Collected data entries
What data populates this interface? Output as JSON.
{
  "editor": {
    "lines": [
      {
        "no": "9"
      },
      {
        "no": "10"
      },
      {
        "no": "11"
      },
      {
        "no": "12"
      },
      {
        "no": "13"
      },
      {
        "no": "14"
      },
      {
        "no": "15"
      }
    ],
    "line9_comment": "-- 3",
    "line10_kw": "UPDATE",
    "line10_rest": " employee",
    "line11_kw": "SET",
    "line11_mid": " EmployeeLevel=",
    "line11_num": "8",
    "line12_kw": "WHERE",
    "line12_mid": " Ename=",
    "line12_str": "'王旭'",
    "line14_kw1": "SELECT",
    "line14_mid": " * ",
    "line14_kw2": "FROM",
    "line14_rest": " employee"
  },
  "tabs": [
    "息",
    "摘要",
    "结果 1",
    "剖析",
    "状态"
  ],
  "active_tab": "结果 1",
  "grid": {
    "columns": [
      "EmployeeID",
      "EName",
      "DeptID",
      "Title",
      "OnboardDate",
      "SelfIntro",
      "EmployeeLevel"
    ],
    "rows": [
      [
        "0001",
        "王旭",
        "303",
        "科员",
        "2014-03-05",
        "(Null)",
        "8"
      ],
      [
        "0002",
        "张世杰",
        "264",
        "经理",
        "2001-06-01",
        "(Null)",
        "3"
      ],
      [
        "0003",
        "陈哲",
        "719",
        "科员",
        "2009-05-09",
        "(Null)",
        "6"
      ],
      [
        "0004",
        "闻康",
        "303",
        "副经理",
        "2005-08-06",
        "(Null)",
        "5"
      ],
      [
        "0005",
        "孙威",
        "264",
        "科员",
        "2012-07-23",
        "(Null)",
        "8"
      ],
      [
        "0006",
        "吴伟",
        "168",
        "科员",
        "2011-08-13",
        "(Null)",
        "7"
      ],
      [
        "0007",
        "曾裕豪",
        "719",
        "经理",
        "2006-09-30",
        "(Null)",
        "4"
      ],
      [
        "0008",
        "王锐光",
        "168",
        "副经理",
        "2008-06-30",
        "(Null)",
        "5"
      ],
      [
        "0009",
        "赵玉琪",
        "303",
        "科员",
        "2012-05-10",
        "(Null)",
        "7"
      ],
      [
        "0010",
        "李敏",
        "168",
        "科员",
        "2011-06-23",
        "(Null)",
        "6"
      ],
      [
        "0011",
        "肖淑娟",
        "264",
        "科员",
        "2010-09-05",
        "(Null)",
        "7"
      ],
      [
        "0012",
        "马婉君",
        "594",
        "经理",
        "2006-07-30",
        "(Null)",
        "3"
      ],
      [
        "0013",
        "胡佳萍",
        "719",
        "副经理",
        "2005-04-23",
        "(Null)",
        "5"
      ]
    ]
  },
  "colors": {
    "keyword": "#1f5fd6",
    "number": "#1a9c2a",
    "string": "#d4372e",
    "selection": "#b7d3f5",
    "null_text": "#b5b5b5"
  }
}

▸ Goal of the exercise:
Please output the complete data exactly.

▸ Result:
What data populates this interface? Output as JSON.
{
  "editor": {
    "lines": [
      {
        "no": "9"
      },
      {
        "no": "10"
      },
      {
        "no": "11"
      },
      {
        "no": "12"
      },
      {
        "no": "13"
      },
      {
        "no": "14"
      },
      {
        "no": "15"
      }
    ],
    "line9_comment": "-- 3",
    "line10_kw": "UPDATE",
    "line10_rest": " employee",
    "line11_kw": "SET",
    "line11_mid": " EmployeeLevel=",
    "line11_num": "8",
    "line12_kw": "WHERE",
    "line12_mid": " Ename=",
    "line12_str": "'王旭'",
    "line14_kw1": "SELECT",
    "line14_mid": " * ",
    "line14_kw2": "FROM",
    "line14_rest": " employee"
  },
  "tabs": [
    "息",
    "摘要",
    "结果 1",
    "剖析",
    "状态"
  ],
  "active_tab": "结果 1",
  "grid": {
    "columns": [
      "EmployeeID",
      "EName",
      "DeptID",
      "Title",
      "OnboardDate",
      "SelfIntro",
      "EmployeeLevel"
    ],
    "rows": [
      [
        "0001",
        "王旭",
        "303",
        "科员",
        "2014-03-05",
        "(Null)",
        "8"
      ],
      [
        "0002",
        "张世杰",
        "264",
        "经理",
        "2001-06-01",
        "(Null)",
        "3"
      ],
      [
        "0003",
        "陈哲",
        "719",
        "科员",
        "2009-05-09",
        "(Null)",
        "6"
      ],
      [
        "0004",
        "闻康",
        "303",
        "副经理",
        "2005-08-06",
        "(Null)",
        "5"
      ],
      [
        "0005",
        "孙威",
        "264",
        "科员",
        "2012-07-23",
        "(Null)",
        "8"
      ],
      [
        "0006",
        "吴伟",
        "168",
        "科员",
        "2011-08-13",
        "(Null)",
        "7"
      ],
      [
        "0007",
        "曾裕豪",
        "719",
        "经理",
        "2006-09-30",
        "(Null)",
        "4"
      ],
      [
        "0008",
        "王锐光",
        "168",
        "副经理",
        "2008-06-30",
        "(Null)",
        "5"
      ],
      [
        "0009",
        "赵玉琪",
        "303",
        "科员",
        "2012-05-10",
        "(Null)",
        "7"
      ],
      [
        "0010",
        "李敏",
        "168",
        "科员",
        "2011-06-23",
        "(Null)",
        "6"
      ],
      [
        "0011",
        "肖淑娟",
        "264",
        "科员",
        "2010-09-05",
        "(Null)",
        "7"
      ],
      [
        "0012",
        "马婉君",
        "594",
        "经理",
        "2006-07-30",
        "(Null)",
        "3"
      ],
      [
        "0013",
        "胡佳萍",
        "719",
        "副经理",
        "2005-04-23",
        "(Null)",
        "5"
      ]
    ]
  },
  "colors": {
    "keyword": "#1f5fd6",
    "number": "#1a9c2a",
    "string": "#d4372e",
    "selection": "#b7d3f5",
    "null_text": "#b5b5b5"
  }
}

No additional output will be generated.